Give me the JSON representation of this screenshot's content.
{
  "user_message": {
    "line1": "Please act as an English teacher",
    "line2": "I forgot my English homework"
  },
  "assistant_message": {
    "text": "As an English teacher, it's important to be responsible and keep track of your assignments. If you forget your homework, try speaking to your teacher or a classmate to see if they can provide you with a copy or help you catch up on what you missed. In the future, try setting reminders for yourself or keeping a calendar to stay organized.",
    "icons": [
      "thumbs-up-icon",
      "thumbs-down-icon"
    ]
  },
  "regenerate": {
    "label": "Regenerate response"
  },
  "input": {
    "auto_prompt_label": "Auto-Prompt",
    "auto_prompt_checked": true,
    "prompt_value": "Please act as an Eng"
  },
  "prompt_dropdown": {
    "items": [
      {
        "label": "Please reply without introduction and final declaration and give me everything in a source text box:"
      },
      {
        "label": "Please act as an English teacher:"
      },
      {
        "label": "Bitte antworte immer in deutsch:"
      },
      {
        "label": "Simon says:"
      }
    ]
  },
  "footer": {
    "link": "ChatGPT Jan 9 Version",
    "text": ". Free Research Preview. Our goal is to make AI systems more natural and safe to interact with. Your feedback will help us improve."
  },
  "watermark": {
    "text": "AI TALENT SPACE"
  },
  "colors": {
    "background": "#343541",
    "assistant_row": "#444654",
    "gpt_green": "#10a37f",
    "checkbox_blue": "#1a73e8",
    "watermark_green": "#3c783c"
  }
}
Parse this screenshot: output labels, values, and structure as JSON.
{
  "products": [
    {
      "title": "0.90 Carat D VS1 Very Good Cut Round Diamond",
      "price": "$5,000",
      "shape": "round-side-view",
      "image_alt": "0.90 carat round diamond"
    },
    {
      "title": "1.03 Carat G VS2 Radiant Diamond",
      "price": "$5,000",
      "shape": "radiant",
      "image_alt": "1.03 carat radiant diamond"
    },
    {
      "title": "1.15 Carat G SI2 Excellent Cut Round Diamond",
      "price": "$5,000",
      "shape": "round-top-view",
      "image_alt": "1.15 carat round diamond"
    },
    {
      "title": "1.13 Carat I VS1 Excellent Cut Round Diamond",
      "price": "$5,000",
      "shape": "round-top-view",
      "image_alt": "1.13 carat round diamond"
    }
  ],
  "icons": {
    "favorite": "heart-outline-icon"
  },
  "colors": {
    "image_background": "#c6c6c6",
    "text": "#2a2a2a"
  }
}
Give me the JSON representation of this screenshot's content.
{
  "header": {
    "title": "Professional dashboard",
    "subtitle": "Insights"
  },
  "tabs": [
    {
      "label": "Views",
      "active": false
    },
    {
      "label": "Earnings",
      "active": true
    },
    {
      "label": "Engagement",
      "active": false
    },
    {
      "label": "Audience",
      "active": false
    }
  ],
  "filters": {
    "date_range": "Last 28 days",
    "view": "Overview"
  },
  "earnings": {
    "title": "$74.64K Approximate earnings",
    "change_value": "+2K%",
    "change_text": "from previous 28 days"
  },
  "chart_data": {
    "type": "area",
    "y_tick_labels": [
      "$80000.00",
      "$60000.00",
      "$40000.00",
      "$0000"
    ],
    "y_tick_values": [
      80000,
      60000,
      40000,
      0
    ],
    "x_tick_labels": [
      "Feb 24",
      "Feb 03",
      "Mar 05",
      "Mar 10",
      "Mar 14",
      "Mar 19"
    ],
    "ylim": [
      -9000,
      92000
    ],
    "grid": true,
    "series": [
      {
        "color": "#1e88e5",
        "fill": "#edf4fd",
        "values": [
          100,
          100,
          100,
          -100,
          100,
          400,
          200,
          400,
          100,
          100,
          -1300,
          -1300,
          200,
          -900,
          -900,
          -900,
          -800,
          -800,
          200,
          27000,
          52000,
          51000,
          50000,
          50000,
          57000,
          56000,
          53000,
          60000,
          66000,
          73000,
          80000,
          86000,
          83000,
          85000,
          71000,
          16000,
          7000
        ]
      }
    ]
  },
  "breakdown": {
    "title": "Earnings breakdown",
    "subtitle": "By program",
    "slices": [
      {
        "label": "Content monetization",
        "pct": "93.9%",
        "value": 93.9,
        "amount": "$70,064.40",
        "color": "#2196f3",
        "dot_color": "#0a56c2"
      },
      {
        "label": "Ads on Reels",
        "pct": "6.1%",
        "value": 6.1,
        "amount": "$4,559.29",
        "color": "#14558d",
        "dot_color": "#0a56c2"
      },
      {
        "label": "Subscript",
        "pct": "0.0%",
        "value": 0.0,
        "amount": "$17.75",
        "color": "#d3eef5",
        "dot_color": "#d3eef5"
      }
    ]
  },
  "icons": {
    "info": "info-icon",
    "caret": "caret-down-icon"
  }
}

===

> **WHAT IS BEING ASKED**:
The full set of records should be duplicated exactly.

> **RESPONSE**:
Give me the JSON representation of this screenshot's content.
{
  "user_message": {
    "line1": "Please act as an English teacher",
    "line2": "I forgot my English homework"
  },
  "assistant_message": {
    "text": "As an English teacher, it's important to be responsible and keep track of your assignments. If you forget your homework, try speaking to your teacher or a classmate to see if they can provide you with a copy or help you catch up on what you missed. In the future, try setting reminders for yourself or keeping a calendar to stay organized.",
    "icons": [
      "thumbs-up-icon",
      "thumbs-down-icon"
    ]
  },
  "regenerate": {
    "label": "Regenerate response"
  },
  "input": {
    "auto_prompt_label": "Auto-Prompt",
    "auto_prompt_checked": true,
    "prompt_value": "Please act as an Eng"
  },
  "prompt_dropdown": {
    "items": [
      {
        "label": "Please reply without introduction and final declaration and give me everything in a source text box:"
      },
      {
        "label": "Please act as an English teacher:"
      },
      {
        "label": "Bitte antworte immer in deutsch:"
      },
      {
        "label": "Simon says:"
      }
    ]
  },
  "footer": {
    "link": "ChatGPT Jan 9 Version",
    "text": ". Free Research Preview. Our goal is to make AI systems more natural and safe to interact with. Your feedback will help us improve."
  },
  "watermark": {
    "text": "AI TALENT SPACE"
  },
  "colors": {
    "background": "#343541",
    "assistant_row": "#444654",
    "gpt_green": "#10a37f",
    "checkbox_blue": "#1a73e8",
    "watermark_green": "#3c783c"
  }
}
Parse this screenshot: output labels, values, and structure as JSON.
{
  "products": [
    {
      "title": "0.90 Carat D VS1 Very Good Cut Round Diamond",
      "price": "$5,000",
      "shape": "round-side-view",
      "image_alt": "0.90 carat round diamond"
    },
    {
      "title": "1.03 Carat G VS2 Radiant Diamond",
      "price": "$5,000",
      "shape": "radiant",
      "image_alt": "1.03 carat radiant diamond"
    },
    {
      "title": "1.15 Carat G SI2 Excellent Cut Round Diamond",
      "price": "$5,000",
      "shape": "round-top-view",
      "image_alt": "1.15 carat round diamond"
    },
    {
      "title": "1.13 Carat I VS1 Excellent Cut Round Diamond",
      "price": "$5,000",
      "shape": "round-top-view",
      "image_alt": "1.13 carat round diamond"
    }
  ],
  "icons": {
    "favorite": "heart-outline-icon"
  },
  "colors": {
    "image_background": "#c6c6c6",
    "text": "#2a2a2a"
  }
}
Give me the JSON representation of this screenshot's content.
{
  "header": {
    "title": "Professional dashboard",
    "subtitle": "Insights"
  },
  "tabs": [
    {
      "label": "Views",
      "active": false
    },
    {
      "label": "Earnings",
      "active": true
    },
    {
      "label": "Engagement",
      "active": false
    },
    {
      "label": "Audience",
      "active": false
    }
  ],
  "filters": {
    "date_range": "Last 28 days",
    "view": "Overview"
  },
  "earnings": {
    "title": "$74.64K Approximate earnings",
    "change_value": "+2K%",
    "change_text": "from previous 28 days"
  },
  "chart_data": {
    "type": "area",
    "y_tick_labels": [
      "$80000.00",
      "$60000.00",
      "$40000.00",
      "$0000"
    ],
    "y_tick_values": [
      80000,
      60000,
      40000,
      0
    ],
    "x_tick_labels": [
      "Feb 24",
      "Feb 03",
      "Mar 05",
      "Mar 10",
      "Mar 14",
      "Mar 19"
    ],
    "ylim": [
      -9000,
      92000
    ],
    "grid": true,
    "series": [
      {
        "color": "#1e88e5",
        "fill": "#edf4fd",
        "values": [
          100,
          100,
          100,
          -100,
          100,
          400,
          200,
          400,
          100,
          100,
          -1300,
          -1300,
          200,
          -900,
          -900,
          -900,
          -800,
          -800,
          200,
          27000,
          52000,
          51000,
          50000,
          50000,
          57000,
          56000,
          53000,
          60000,
          66000,
          73000,
          80000,
          86000,
          83000,
          85000,
          71000,
          16000,
          7000
        ]
      }
    ]
  },
  "breakdown": {
    "title": "Earnings breakdown",
    "subtitle": "By program",
    "slices": [
      {
        "label": "Content monetization",
        "pct": "93.9%",
        "value": 93.9,
        "amount": "$70,064.40",
        "color": "#2196f3",
        "dot_color": "#0a56c2"
      },
      {
        "label": "Ads on Reels",
        "pct": "6.1%",
        "value": 6.1,
        "amount": "$4,559.29",
        "color": "#14558d",
        "dot_color": "#0a56c2"
      },
      {
        "label": "Subscript",
        "pct": "0.0%",
        "value": 0.0,
        "amount": "$17.75",
        "color": "#d3eef5",
        "dot_color": "#d3eef5"
      }
    ]
  },
  "icons": {
    "info": "info-icon",
    "caret": "caret-down-icon"
  }
}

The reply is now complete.